Your objective:
Lines holding the string "artist" are the ones to copy; find them all in the data.

[Data entries]
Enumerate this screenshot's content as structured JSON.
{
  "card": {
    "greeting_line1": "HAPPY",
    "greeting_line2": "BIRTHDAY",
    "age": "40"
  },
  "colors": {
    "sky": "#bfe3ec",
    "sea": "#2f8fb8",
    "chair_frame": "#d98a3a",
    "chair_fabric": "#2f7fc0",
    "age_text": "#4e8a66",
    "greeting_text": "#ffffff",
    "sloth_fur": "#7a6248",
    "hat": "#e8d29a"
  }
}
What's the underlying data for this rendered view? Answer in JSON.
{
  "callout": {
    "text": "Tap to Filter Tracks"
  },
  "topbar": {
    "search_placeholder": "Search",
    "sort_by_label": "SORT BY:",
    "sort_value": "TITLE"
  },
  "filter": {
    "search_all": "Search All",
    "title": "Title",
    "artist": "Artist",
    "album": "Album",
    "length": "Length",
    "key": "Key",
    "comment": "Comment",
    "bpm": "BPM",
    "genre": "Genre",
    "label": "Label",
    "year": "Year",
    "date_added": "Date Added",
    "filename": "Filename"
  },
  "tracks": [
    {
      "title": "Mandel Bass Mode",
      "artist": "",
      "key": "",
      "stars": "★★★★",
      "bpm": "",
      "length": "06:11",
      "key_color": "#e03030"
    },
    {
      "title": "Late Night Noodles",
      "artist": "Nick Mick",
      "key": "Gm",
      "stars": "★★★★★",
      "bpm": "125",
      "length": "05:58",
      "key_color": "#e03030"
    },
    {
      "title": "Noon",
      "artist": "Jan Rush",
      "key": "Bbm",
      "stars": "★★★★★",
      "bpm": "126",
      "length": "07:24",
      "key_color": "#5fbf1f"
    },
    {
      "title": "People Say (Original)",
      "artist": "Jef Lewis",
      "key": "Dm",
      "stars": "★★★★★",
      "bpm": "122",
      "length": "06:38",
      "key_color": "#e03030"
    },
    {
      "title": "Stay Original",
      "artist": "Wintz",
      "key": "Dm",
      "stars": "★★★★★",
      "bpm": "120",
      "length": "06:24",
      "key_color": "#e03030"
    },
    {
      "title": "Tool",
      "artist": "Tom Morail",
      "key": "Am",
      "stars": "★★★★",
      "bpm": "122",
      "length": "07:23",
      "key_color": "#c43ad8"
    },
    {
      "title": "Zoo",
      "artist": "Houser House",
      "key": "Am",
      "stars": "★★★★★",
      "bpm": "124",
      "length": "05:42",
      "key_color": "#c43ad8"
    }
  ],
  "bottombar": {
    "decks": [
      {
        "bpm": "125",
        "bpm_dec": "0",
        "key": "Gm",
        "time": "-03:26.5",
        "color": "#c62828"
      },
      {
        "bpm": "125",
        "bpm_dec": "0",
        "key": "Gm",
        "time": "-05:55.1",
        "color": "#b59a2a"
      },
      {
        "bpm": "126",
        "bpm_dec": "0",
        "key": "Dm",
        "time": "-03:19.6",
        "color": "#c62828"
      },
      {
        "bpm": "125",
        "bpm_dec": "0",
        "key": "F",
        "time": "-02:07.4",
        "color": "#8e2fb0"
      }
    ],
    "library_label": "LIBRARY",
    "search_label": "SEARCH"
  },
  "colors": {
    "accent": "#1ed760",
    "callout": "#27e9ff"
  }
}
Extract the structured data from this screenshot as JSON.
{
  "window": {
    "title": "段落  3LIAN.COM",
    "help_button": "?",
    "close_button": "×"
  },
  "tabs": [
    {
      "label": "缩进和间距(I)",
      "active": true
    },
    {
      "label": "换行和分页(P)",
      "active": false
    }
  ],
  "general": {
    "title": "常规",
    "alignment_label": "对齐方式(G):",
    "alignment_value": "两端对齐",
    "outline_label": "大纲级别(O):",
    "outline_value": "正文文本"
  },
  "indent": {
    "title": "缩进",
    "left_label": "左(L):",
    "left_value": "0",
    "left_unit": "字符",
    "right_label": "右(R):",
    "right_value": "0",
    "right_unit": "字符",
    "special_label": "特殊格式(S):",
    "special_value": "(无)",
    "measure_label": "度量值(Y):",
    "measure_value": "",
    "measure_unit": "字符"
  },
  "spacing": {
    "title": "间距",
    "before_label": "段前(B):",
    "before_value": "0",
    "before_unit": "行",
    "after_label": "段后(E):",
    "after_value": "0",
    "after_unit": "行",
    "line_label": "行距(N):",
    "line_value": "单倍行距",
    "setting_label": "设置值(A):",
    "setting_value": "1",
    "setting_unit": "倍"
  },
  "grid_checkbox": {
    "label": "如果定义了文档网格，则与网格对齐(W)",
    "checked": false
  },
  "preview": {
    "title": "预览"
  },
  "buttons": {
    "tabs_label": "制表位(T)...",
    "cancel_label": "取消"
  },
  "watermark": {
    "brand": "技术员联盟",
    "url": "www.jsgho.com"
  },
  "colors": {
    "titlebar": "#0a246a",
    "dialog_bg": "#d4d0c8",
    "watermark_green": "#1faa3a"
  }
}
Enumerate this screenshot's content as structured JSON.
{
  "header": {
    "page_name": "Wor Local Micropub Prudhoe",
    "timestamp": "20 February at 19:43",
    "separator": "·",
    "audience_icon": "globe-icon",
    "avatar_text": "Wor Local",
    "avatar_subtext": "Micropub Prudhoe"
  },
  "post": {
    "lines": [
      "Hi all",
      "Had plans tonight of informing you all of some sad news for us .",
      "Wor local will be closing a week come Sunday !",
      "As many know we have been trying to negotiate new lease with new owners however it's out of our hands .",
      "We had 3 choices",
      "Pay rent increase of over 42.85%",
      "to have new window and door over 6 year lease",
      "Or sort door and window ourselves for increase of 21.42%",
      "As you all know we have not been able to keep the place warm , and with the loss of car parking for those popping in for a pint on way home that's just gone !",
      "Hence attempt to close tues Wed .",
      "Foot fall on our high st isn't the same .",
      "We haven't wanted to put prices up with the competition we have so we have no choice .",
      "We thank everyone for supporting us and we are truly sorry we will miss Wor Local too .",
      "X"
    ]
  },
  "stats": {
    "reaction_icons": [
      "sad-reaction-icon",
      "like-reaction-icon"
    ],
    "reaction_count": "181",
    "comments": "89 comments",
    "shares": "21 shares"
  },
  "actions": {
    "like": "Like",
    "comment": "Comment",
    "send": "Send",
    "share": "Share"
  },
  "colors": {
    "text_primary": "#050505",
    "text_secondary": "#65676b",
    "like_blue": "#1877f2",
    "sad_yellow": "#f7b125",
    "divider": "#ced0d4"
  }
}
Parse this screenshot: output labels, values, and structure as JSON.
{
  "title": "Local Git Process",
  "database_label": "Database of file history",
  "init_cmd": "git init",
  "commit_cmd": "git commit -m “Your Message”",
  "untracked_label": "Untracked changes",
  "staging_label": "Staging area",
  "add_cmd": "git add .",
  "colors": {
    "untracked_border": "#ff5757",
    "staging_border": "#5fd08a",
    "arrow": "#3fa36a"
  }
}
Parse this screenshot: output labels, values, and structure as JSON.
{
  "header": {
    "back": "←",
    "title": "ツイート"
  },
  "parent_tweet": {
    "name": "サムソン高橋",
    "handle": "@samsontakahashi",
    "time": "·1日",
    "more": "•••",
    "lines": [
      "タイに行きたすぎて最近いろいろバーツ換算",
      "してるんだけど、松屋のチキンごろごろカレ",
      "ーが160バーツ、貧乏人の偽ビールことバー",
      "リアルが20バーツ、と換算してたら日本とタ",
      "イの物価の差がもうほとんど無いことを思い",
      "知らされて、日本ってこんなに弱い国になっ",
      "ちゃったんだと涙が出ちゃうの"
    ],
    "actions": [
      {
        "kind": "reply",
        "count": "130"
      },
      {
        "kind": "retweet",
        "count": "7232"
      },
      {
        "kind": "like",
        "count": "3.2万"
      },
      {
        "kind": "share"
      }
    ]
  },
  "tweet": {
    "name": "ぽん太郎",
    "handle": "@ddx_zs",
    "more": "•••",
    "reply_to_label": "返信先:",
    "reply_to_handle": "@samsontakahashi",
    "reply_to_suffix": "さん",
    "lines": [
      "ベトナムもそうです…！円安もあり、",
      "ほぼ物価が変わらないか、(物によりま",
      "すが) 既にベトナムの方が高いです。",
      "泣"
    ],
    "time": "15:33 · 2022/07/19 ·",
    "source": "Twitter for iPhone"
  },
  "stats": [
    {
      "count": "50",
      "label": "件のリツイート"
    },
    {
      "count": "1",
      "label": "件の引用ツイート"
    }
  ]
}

Full output:
    "artist": "Artist",
      "artist": "",
      "artist": "Nick Mick",
      "artist": "Jan Rush",
      "artist": "Jef Lewis",
      "artist": "Wintz",
      "artist": "Tom Morail",
      "artist": "Houser House",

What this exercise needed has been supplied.